[Figure record extracts]
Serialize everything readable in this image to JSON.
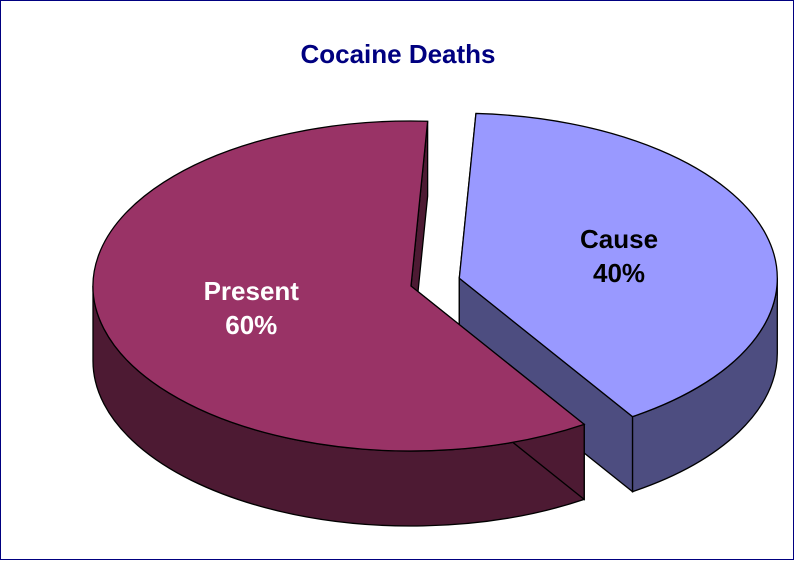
{
  "chart_data": {
    "type": "pie",
    "title": "Cocaine Deaths",
    "slices": [
      {
        "label": "Present",
        "value": 60,
        "value_label": "60%",
        "color": "#993366",
        "side_color": "#4d1a33",
        "label_color": "#ffffff"
      },
      {
        "label": "Cause",
        "value": 40,
        "value_label": "40%",
        "color": "#9999ff",
        "side_color": "#4d4d80",
        "label_color": "#000000"
      }
    ],
    "exploded": "Cause",
    "style": "3d",
    "legend": "none"
  }
}
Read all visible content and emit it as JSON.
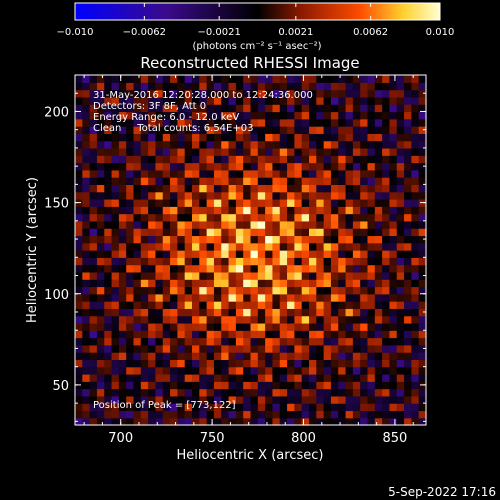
{
  "chart_data": {
    "type": "heatmap",
    "title": "Reconstructed RHESSI Image",
    "xlabel": "Heliocentric X (arcsec)",
    "ylabel": "Heliocentric Y (arcsec)",
    "xlim": [
      675,
      867
    ],
    "ylim": [
      28,
      220
    ],
    "x_ticks": [
      "700",
      "750",
      "800",
      "850"
    ],
    "y_ticks": [
      "50",
      "100",
      "150",
      "200"
    ],
    "colorbar": {
      "range": [
        -0.01,
        0.01
      ],
      "tick_labels": [
        "−0.010",
        "−0.0062",
        "−0.0021",
        "0.0021",
        "0.0062",
        "0.010"
      ],
      "unit_label": "(photons cm⁻² s⁻¹ asec⁻²)",
      "colors": [
        "#0000ff",
        "#3a0a8c",
        "#000000",
        "#8c1a00",
        "#ff4b00",
        "#ffd030",
        "#ffffd0"
      ]
    },
    "annotations": [
      "31-May-2016 12:20:28.000 to 12:24:36.000",
      "Detectors: 3F 8F, Att 0",
      "Energy Range: 6.0 - 12.0 keV",
      "Clean     Total counts: 6.54E+03"
    ],
    "peak_label": "Position of Peak = [773,122]",
    "peak": [
      773,
      122
    ],
    "timestamp": "5-Sep-2022 17:16"
  }
}
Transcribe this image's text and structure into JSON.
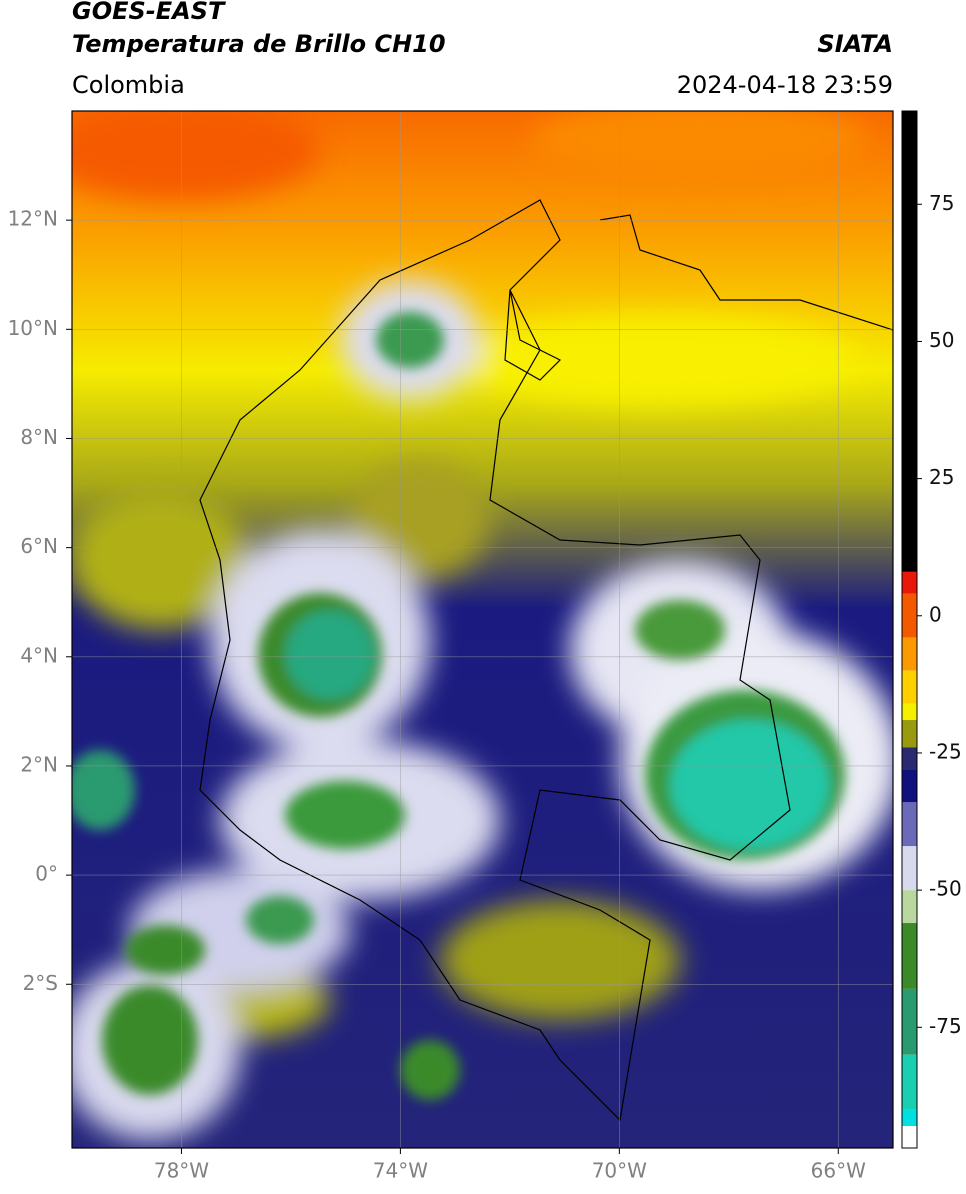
{
  "header": {
    "satellite": "GOES-EAST",
    "product": "Temperatura de Brillo CH10",
    "source": "SIATA",
    "region": "Colombia",
    "datetime": "2024-04-18 23:59"
  },
  "map": {
    "xlim": [
      -80,
      -65
    ],
    "ylim": [
      -5,
      14
    ],
    "xticks": [
      {
        "value": -78,
        "label": "78°W"
      },
      {
        "value": -74,
        "label": "74°W"
      },
      {
        "value": -70,
        "label": "70°W"
      },
      {
        "value": -66,
        "label": "66°W"
      }
    ],
    "yticks": [
      {
        "value": 12,
        "label": "12°N"
      },
      {
        "value": 10,
        "label": "10°N"
      },
      {
        "value": 8,
        "label": "8°N"
      },
      {
        "value": 6,
        "label": "6°N"
      },
      {
        "value": 4,
        "label": "4°N"
      },
      {
        "value": 2,
        "label": "2°N"
      },
      {
        "value": 0,
        "label": "0°"
      },
      {
        "value": -2,
        "label": "2°S"
      }
    ],
    "grid": true
  },
  "colorbar": {
    "lim": [
      -97,
      92
    ],
    "ticks": [
      75,
      50,
      25,
      0,
      -25,
      -50,
      -75
    ],
    "segments": [
      {
        "from": 92,
        "to": 8,
        "color": "#000000"
      },
      {
        "from": 8,
        "to": 4,
        "color": "#e8190a"
      },
      {
        "from": 4,
        "to": -4,
        "color": "#f35a00"
      },
      {
        "from": -4,
        "to": -10,
        "color": "#fb9a00"
      },
      {
        "from": -10,
        "to": -16,
        "color": "#ffd000"
      },
      {
        "from": -16,
        "to": -19,
        "color": "#f5f000"
      },
      {
        "from": -19,
        "to": -24,
        "color": "#9a9a10"
      },
      {
        "from": -24,
        "to": -28,
        "color": "#2a2a70"
      },
      {
        "from": -28,
        "to": -34,
        "color": "#10107e"
      },
      {
        "from": -34,
        "to": -42,
        "color": "#6a6ab8"
      },
      {
        "from": -42,
        "to": -50,
        "color": "#d8d8ee"
      },
      {
        "from": -50,
        "to": -56,
        "color": "#b8d8a0"
      },
      {
        "from": -56,
        "to": -68,
        "color": "#3a8a2a"
      },
      {
        "from": -68,
        "to": -80,
        "color": "#2a9a70"
      },
      {
        "from": -80,
        "to": -90,
        "color": "#18d0b0"
      },
      {
        "from": -90,
        "to": -93,
        "color": "#00e0e0"
      },
      {
        "from": -93,
        "to": -97,
        "color": "#ffffff"
      }
    ]
  }
}
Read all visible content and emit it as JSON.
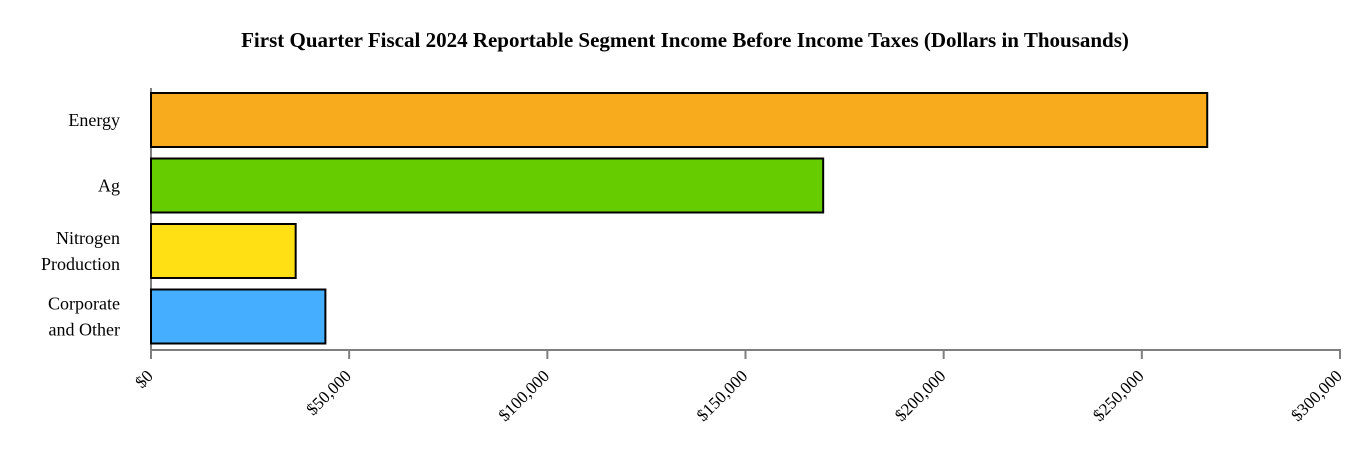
{
  "chart_data": {
    "type": "bar",
    "orientation": "horizontal",
    "title": "First Quarter Fiscal 2024 Reportable Segment Income Before Income Taxes (Dollars in Thousands)",
    "categories": [
      [
        "Energy"
      ],
      [
        "Ag"
      ],
      [
        "Nitrogen",
        "Production"
      ],
      [
        "Corporate",
        "and Other"
      ]
    ],
    "values": [
      266500,
      169600,
      36500,
      44000
    ],
    "colors": [
      "#F8AB1C",
      "#66CC00",
      "#FFE014",
      "#45AEFF"
    ],
    "xlim": [
      0,
      300000
    ],
    "x_ticks": [
      0,
      50000,
      100000,
      150000,
      200000,
      250000,
      300000
    ],
    "x_tick_labels": [
      "$0",
      "$50,000",
      "$100,000",
      "$150,000",
      "$200,000",
      "$250,000",
      "$300,000"
    ],
    "grid": false,
    "legend": "none",
    "xlabel": "",
    "ylabel": ""
  }
}
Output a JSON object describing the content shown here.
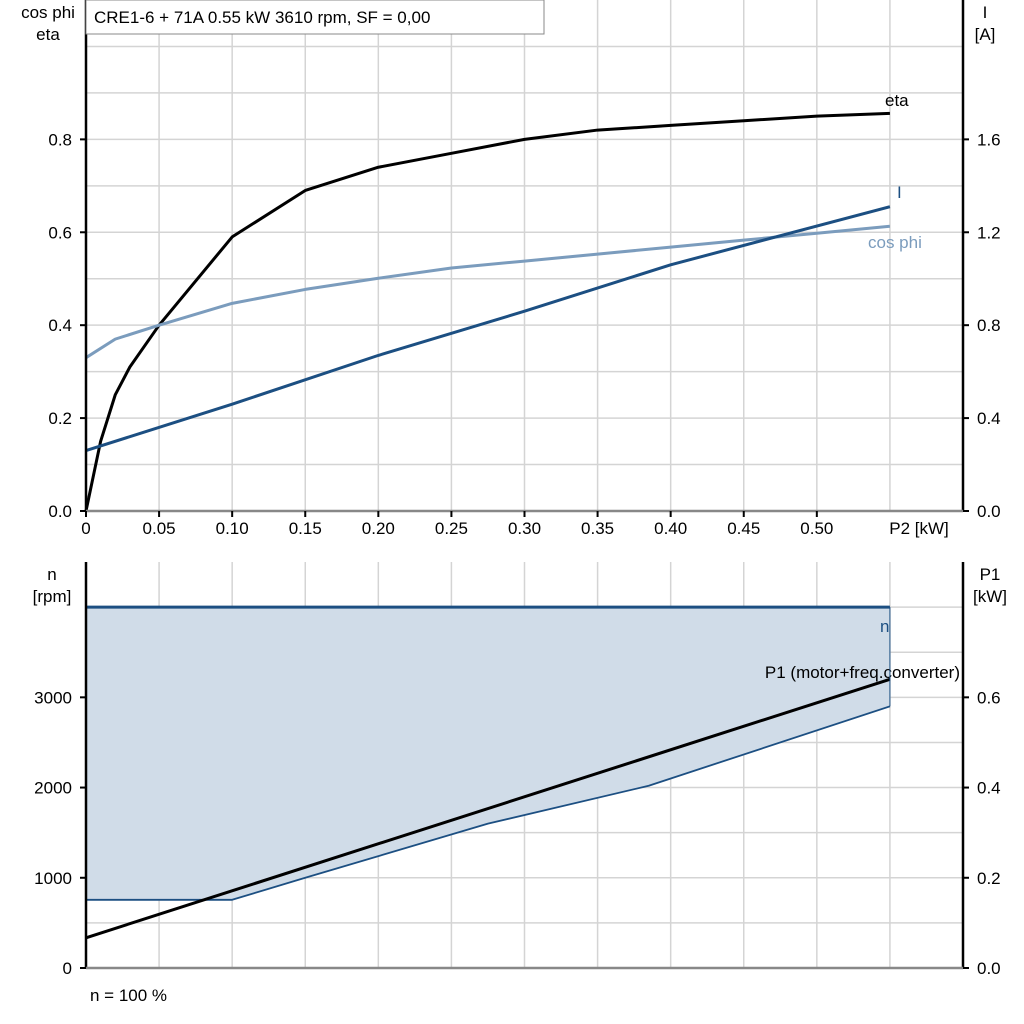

* What the exercise asks *
Check each line of the data above for the word "arcsec", then state how many lines have it. Give the number alone.

* Solution for this exercise *
2